--- Directions for this task ---
Repeat all of the data precisely.

--- Data entries ---
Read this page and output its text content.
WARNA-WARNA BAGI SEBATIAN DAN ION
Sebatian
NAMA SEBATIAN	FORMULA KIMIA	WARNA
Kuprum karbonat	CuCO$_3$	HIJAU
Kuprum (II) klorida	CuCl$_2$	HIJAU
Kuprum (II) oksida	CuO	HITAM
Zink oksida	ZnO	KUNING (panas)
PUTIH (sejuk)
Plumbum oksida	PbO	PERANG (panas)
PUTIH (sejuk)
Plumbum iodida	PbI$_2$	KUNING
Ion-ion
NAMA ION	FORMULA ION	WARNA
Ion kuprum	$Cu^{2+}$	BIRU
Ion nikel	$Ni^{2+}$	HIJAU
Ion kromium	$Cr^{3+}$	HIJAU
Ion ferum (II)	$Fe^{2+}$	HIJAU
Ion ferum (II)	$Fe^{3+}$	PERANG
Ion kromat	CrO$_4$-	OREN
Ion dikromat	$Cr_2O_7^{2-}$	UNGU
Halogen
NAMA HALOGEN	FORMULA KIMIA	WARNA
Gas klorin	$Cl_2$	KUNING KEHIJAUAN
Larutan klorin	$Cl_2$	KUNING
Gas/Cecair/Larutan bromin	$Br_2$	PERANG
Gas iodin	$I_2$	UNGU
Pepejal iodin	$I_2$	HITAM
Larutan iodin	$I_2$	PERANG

--- Full response ---
Read this page and output its text content.
WARNA-WARNA BAGI SEBATIAN DAN ION
Sebatian
NAMA SEBATIAN	FORMULA KIMIA	WARNA
Kuprum karbonat	CuCO$_3$	HIJAU
Kuprum (II) klorida	CuCl$_2$	HIJAU
Kuprum (II) oksida	CuO	HITAM
Zink oksida	ZnO	KUNING (panas)
PUTIH (sejuk)
Plumbum oksida	PbO	PERANG (panas)
PUTIH (sejuk)
Plumbum iodida	PbI$_2$	KUNING
Ion-ion
NAMA ION	FORMULA ION	WARNA
Ion kuprum	$Cu^{2+}$	BIRU
Ion nikel	$Ni^{2+}$	HIJAU
Ion kromium	$Cr^{3+}$	HIJAU
Ion ferum (II)	$Fe^{2+}$	HIJAU
Ion ferum (II)	$Fe^{3+}$	PERANG
Ion kromat	CrO$_4$-	OREN
Ion dikromat	$Cr_2O_7^{2-}$	UNGU
Halogen
NAMA HALOGEN	FORMULA KIMIA	WARNA
Gas klorin	$Cl_2$	KUNING KEHIJAUAN
Larutan klorin	$Cl_2$	KUNING
Gas/Cecair/Larutan bromin	$Br_2$	PERANG
Gas iodin	$I_2$	UNGU
Pepejal iodin	$I_2$	HITAM
Larutan iodin	$I_2$	PERANG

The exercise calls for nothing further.